§ What you should do: Substitute "data-cell" for every "table-cell" in the material below, leaving everything else unchanged. Leave the pictures out of your answer.

§ Page element annotations:
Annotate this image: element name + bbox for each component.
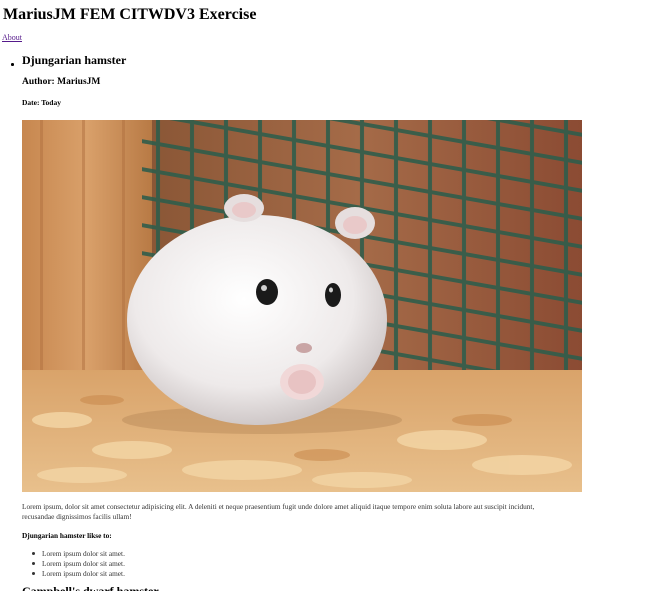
post-body: Lorem ipsum, dolor sit amet consectetur …	[22, 502, 535, 521]
post-title: Djungarian hamster	[22, 53, 127, 67]
page: MariusJM FEM CITWDV3 Exercise About Djun…	[0, 0, 648, 591]
site-title: MariusJM FEM CITWDV3 Exercise	[3, 6, 257, 23]
like-item-text: Lorem ipsum dolor sit amet.	[42, 569, 125, 578]
about-link[interactable]: About	[2, 33, 22, 42]
likes-heading: Djungarian hamster likse to:	[22, 531, 112, 540]
next-post-title: Campbell's dwarf hamster	[22, 584, 159, 591]
hamster-photo	[22, 120, 582, 492]
post-date: Date: Today	[22, 98, 61, 107]
list-bullet	[32, 572, 35, 575]
list-bullet	[32, 552, 35, 555]
like-item-text: Lorem ipsum dolor sit amet.	[42, 549, 125, 558]
like-item-text: Lorem ipsum dolor sit amet.	[42, 559, 125, 568]
post-author: Author: MariusJM	[22, 77, 101, 87]
list-bullet	[32, 562, 35, 565]
list-bullet	[11, 63, 14, 66]
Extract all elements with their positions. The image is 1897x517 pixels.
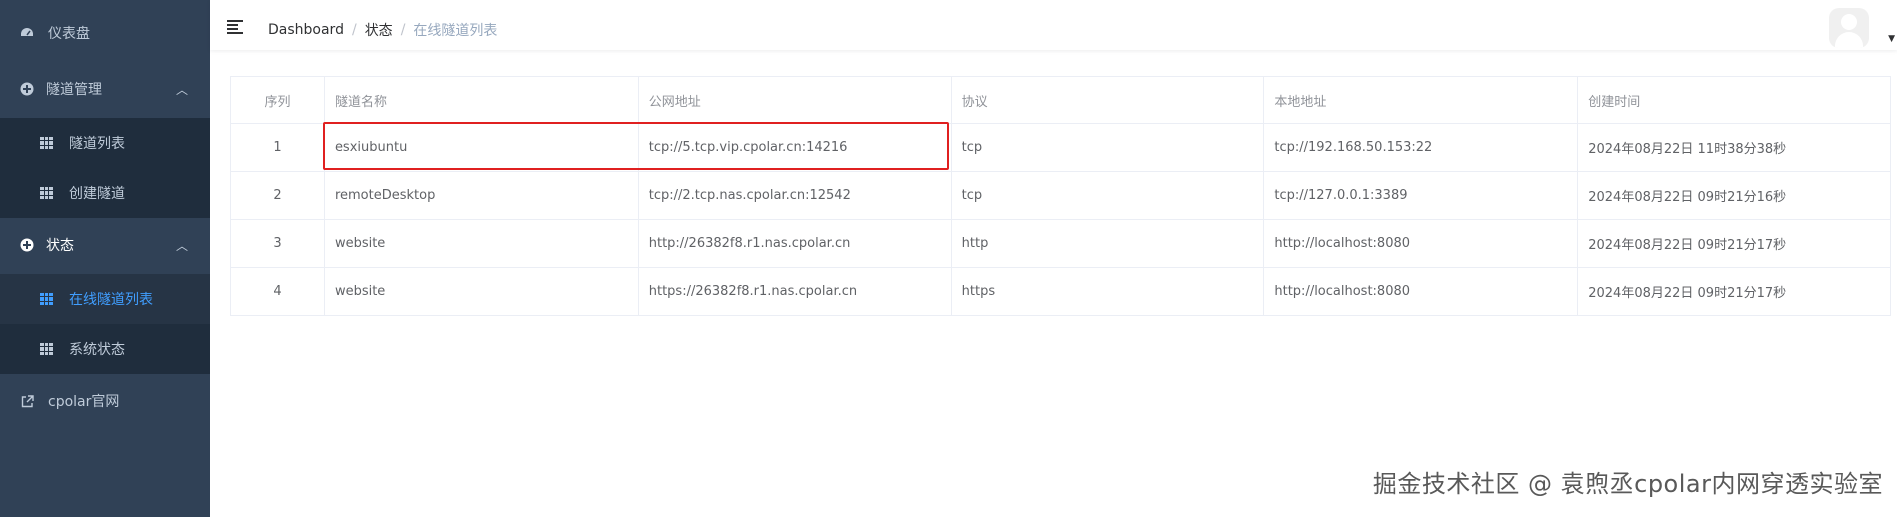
sidebar-item-label: 隧道列表 xyxy=(69,136,125,152)
table-row[interactable]: 2 remoteDesktop tcp://2.tcp.nas.cpolar.c… xyxy=(230,171,1891,220)
sidebar-item-system-status[interactable]: 系统状态 xyxy=(0,324,210,374)
hamburger-icon[interactable] xyxy=(227,20,243,34)
sidebar-item-label: 仪表盘 xyxy=(48,26,90,42)
sidebar-item-status[interactable]: 状态 ︿ xyxy=(0,220,210,270)
table-cell: https://26382f8.r1.nas.cpolar.cn xyxy=(637,267,952,316)
sidebar: 仪表盘 隧道管理 ︿ 隧道列表 创建隧道 状态 ︿ 在线隧道列表 系统状态 cp xyxy=(0,0,210,517)
table-cell: 1 xyxy=(230,123,325,172)
table-cell: tcp://127.0.0.1:3389 xyxy=(1263,171,1579,220)
plus-circle-icon xyxy=(20,82,34,96)
table-cell: https xyxy=(950,267,1265,316)
table-cell: http://localhost:8080 xyxy=(1263,219,1579,268)
table-cell: website xyxy=(323,267,639,316)
table-cell: 3 xyxy=(230,219,325,268)
column-header: 隧道名称 xyxy=(323,76,639,124)
navbar: Dashboard / 状态 / 在线隧道列表 ▼ xyxy=(210,0,1897,50)
column-header: 公网地址 xyxy=(637,76,952,124)
breadcrumb: Dashboard / 状态 / 在线隧道列表 xyxy=(268,20,497,40)
online-tunnels-table: 序列 隧道名称 公网地址 协议 本地地址 创建时间 1 esxiubuntu t… xyxy=(230,76,1891,316)
table-cell: tcp://192.168.50.153:22 xyxy=(1263,123,1579,172)
breadcrumb-dashboard[interactable]: Dashboard xyxy=(268,22,344,38)
watermark: 掘金技术社区 @ 袁煦丞cpolar内网穿透实验室 xyxy=(1372,470,1883,498)
sidebar-item-create-tunnel[interactable]: 创建隧道 xyxy=(0,168,210,218)
breadcrumb-status[interactable]: 状态 xyxy=(365,20,393,40)
table-cell: 4 xyxy=(230,267,325,316)
breadcrumb-current: 在线隧道列表 xyxy=(413,23,498,39)
sidebar-item-label: 在线隧道列表 xyxy=(69,292,153,308)
dashboard-icon xyxy=(20,26,34,40)
sidebar-item-online-tunnel-list[interactable]: 在线隧道列表 xyxy=(0,274,210,324)
table-row[interactable]: 3 website http://26382f8.r1.nas.cpolar.c… xyxy=(230,219,1891,268)
table-cell: remoteDesktop xyxy=(323,171,639,220)
plus-circle-icon xyxy=(20,238,34,252)
table-header-row: 序列 隧道名称 公网地址 协议 本地地址 创建时间 xyxy=(230,76,1891,124)
table-cell: tcp xyxy=(950,123,1265,172)
chevron-up-icon: ︿ xyxy=(175,238,188,253)
table-cell: http xyxy=(950,219,1265,268)
column-header: 协议 xyxy=(950,76,1265,124)
sidebar-item-tunnel-list[interactable]: 隧道列表 xyxy=(0,118,210,168)
sidebar-item-official-site[interactable]: cpolar官网 xyxy=(0,376,210,426)
table-cell: http://localhost:8080 xyxy=(1263,267,1579,316)
avatar[interactable] xyxy=(1829,8,1869,48)
table-cell: http://26382f8.r1.nas.cpolar.cn xyxy=(637,219,952,268)
column-header: 创建时间 xyxy=(1577,76,1891,124)
table-icon xyxy=(40,187,53,199)
highlight-annotation-box xyxy=(323,122,949,170)
sidebar-item-label: 系统状态 xyxy=(69,342,125,358)
table-cell: website xyxy=(323,219,639,268)
table-cell: 2024年08月22日 09时21分17秒 xyxy=(1577,267,1891,316)
breadcrumb-separator: / xyxy=(400,22,406,38)
table-cell: tcp xyxy=(950,171,1265,220)
sidebar-item-label: 隧道管理 xyxy=(46,82,102,98)
column-header: 序列 xyxy=(230,76,325,124)
table-cell: 2024年08月22日 09时21分17秒 xyxy=(1577,219,1891,268)
table-cell: 2024年08月22日 11时38分38秒 xyxy=(1577,123,1891,172)
table-icon xyxy=(40,293,53,305)
sidebar-item-dashboard[interactable]: 仪表盘 xyxy=(0,8,210,58)
column-header: 本地地址 xyxy=(1263,76,1579,124)
table-icon xyxy=(40,343,53,355)
external-link-icon xyxy=(20,394,34,408)
table-cell: 2024年08月22日 09时21分16秒 xyxy=(1577,171,1891,220)
sidebar-item-label: cpolar官网 xyxy=(48,394,120,410)
sidebar-item-label: 状态 xyxy=(46,238,74,254)
sidebar-item-label: 创建隧道 xyxy=(69,186,125,202)
table-cell: 2 xyxy=(230,171,325,220)
breadcrumb-separator: / xyxy=(351,22,357,38)
table-icon xyxy=(40,137,53,149)
chevron-up-icon: ︿ xyxy=(175,82,188,97)
caret-down-icon[interactable]: ▼ xyxy=(1888,34,1895,44)
table-cell: tcp://2.tcp.nas.cpolar.cn:12542 xyxy=(637,171,952,220)
sidebar-item-tunnel-management[interactable]: 隧道管理 ︿ xyxy=(0,64,210,114)
table-row[interactable]: 4 website https://26382f8.r1.nas.cpolar.… xyxy=(230,267,1891,316)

§ Written solution:
Annotate this image: element name + bbox for each component.
post-body: Lorem ipsum, dolor sit amet consectetur …	[22, 502, 535, 521]
post-title: Djungarian hamster	[22, 53, 127, 67]
page: MariusJM FEM CITWDV3 Exercise About Djun…	[0, 0, 648, 591]
site-title: MariusJM FEM CITWDV3 Exercise	[3, 6, 257, 23]
like-item-text: Lorem ipsum dolor sit amet.	[42, 569, 125, 578]
about-link[interactable]: About	[2, 33, 22, 42]
likes-heading: Djungarian hamster likse to:	[22, 531, 112, 540]
next-post-title: Campbell's dwarf hamster	[22, 584, 159, 591]
hamster-photo	[22, 120, 582, 492]
post-date: Date: Today	[22, 98, 61, 107]
list-bullet	[32, 572, 35, 575]
list-bullet	[32, 552, 35, 555]
like-item-text: Lorem ipsum dolor sit amet.	[42, 549, 125, 558]
like-item-text: Lorem ipsum dolor sit amet.	[42, 559, 125, 568]
post-author: Author: MariusJM	[22, 77, 101, 87]
list-bullet	[32, 562, 35, 565]
list-bullet	[11, 63, 14, 66]
Extract all elements with their positions. The image is 1897x517 pixels.
sidebar-item-label: 隧道列表 xyxy=(69,136,125,152)
table-row[interactable]: 2 remoteDesktop tcp://2.tcp.nas.cpolar.c… xyxy=(230,171,1891,220)
sidebar-item-system-status[interactable]: 系统状态 xyxy=(0,324,210,374)
hamburger-icon[interactable] xyxy=(227,20,243,34)
sidebar-item-label: 仪表盘 xyxy=(48,26,90,42)
sidebar-item-status[interactable]: 状态 ︿ xyxy=(0,220,210,270)
data-cell: https://26382f8.r1.nas.cpolar.cn xyxy=(637,267,952,316)
sidebar: 仪表盘 隧道管理 ︿ 隧道列表 创建隧道 状态 ︿ 在线隧道列表 系统状态 cp xyxy=(0,0,210,517)
data-cell: 1 xyxy=(230,123,325,172)
data-cell: tcp://127.0.0.1:3389 xyxy=(1263,171,1579,220)
plus-circle-icon xyxy=(20,82,34,96)
data-cell: https xyxy=(950,267,1265,316)
data-cell: http://localhost:8080 xyxy=(1263,219,1579,268)
data-cell: website xyxy=(323,267,639,316)
data-cell: 3 xyxy=(230,219,325,268)
column-header: 隧道名称 xyxy=(323,76,639,124)
navbar: Dashboard / 状态 / 在线隧道列表 ▼ xyxy=(210,0,1897,50)
column-header: 公网地址 xyxy=(637,76,952,124)
breadcrumb: Dashboard / 状态 / 在线隧道列表 xyxy=(268,20,497,40)
online-tunnels-table: 序列 隧道名称 公网地址 协议 本地地址 创建时间 1 esxiubuntu t… xyxy=(230,76,1891,316)
data-cell: tcp://192.168.50.153:22 xyxy=(1263,123,1579,172)
breadcrumb-dashboard[interactable]: Dashboard xyxy=(268,22,344,38)
watermark: 掘金技术社区 @ 袁煦丞cpolar内网穿透实验室 xyxy=(1372,470,1883,498)
sidebar-item-create-tunnel[interactable]: 创建隧道 xyxy=(0,168,210,218)
breadcrumb-status[interactable]: 状态 xyxy=(365,20,393,40)
data-cell: 4 xyxy=(230,267,325,316)
breadcrumb-current: 在线隧道列表 xyxy=(413,23,498,39)
sidebar-item-label: 在线隧道列表 xyxy=(69,292,153,308)
dashboard-icon xyxy=(20,26,34,40)
sidebar-item-online-tunnel-list[interactable]: 在线隧道列表 xyxy=(0,274,210,324)
table-row[interactable]: 3 website http://26382f8.r1.nas.cpolar.c… xyxy=(230,219,1891,268)
data-cell: remoteDesktop xyxy=(323,171,639,220)
plus-circle-icon xyxy=(20,238,34,252)
table-header-row: 序列 隧道名称 公网地址 协议 本地地址 创建时间 xyxy=(230,76,1891,124)
data-cell: tcp xyxy=(950,123,1265,172)
chevron-up-icon: ︿ xyxy=(175,238,188,253)
data-cell: http xyxy=(950,219,1265,268)
column-header: 协议 xyxy=(950,76,1265,124)
sidebar-item-tunnel-list[interactable]: 隧道列表 xyxy=(0,118,210,168)
sidebar-item-official-site[interactable]: cpolar官网 xyxy=(0,376,210,426)
data-cell: http://localhost:8080 xyxy=(1263,267,1579,316)
avatar[interactable] xyxy=(1829,8,1869,48)
data-cell: http://26382f8.r1.nas.cpolar.cn xyxy=(637,219,952,268)
column-header: 创建时间 xyxy=(1577,76,1891,124)
table-icon xyxy=(40,187,53,199)
highlight-annotation-box xyxy=(323,122,949,170)
sidebar-item-label: 系统状态 xyxy=(69,342,125,358)
data-cell: website xyxy=(323,219,639,268)
data-cell: 2024年08月22日 09时21分17秒 xyxy=(1577,267,1891,316)
breadcrumb-separator: / xyxy=(400,22,406,38)
data-cell: tcp xyxy=(950,171,1265,220)
sidebar-item-label: 隧道管理 xyxy=(46,82,102,98)
column-header: 序列 xyxy=(230,76,325,124)
data-cell: 2024年08月22日 09时21分17秒 xyxy=(1577,219,1891,268)
data-cell: 2024年08月22日 11时38分38秒 xyxy=(1577,123,1891,172)
table-icon xyxy=(40,293,53,305)
sidebar-item-dashboard[interactable]: 仪表盘 xyxy=(0,8,210,58)
column-header: 本地地址 xyxy=(1263,76,1579,124)
table-icon xyxy=(40,343,53,355)
external-link-icon xyxy=(20,394,34,408)
data-cell: 2024年08月22日 09时21分16秒 xyxy=(1577,171,1891,220)
sidebar-item-label: cpolar官网 xyxy=(48,394,120,410)
sidebar-item-label: 状态 xyxy=(46,238,74,254)
sidebar-item-label: 创建隧道 xyxy=(69,186,125,202)
data-cell: 2 xyxy=(230,171,325,220)
breadcrumb-separator: / xyxy=(351,22,357,38)
table-icon xyxy=(40,137,53,149)
chevron-up-icon: ︿ xyxy=(175,82,188,97)
caret-down-icon[interactable]: ▼ xyxy=(1888,34,1895,44)
data-cell: tcp://2.tcp.nas.cpolar.cn:12542 xyxy=(637,171,952,220)
sidebar-item-tunnel-management[interactable]: 隧道管理 ︿ xyxy=(0,64,210,114)
table-row[interactable]: 4 website https://26382f8.r1.nas.cpolar.… xyxy=(230,267,1891,316)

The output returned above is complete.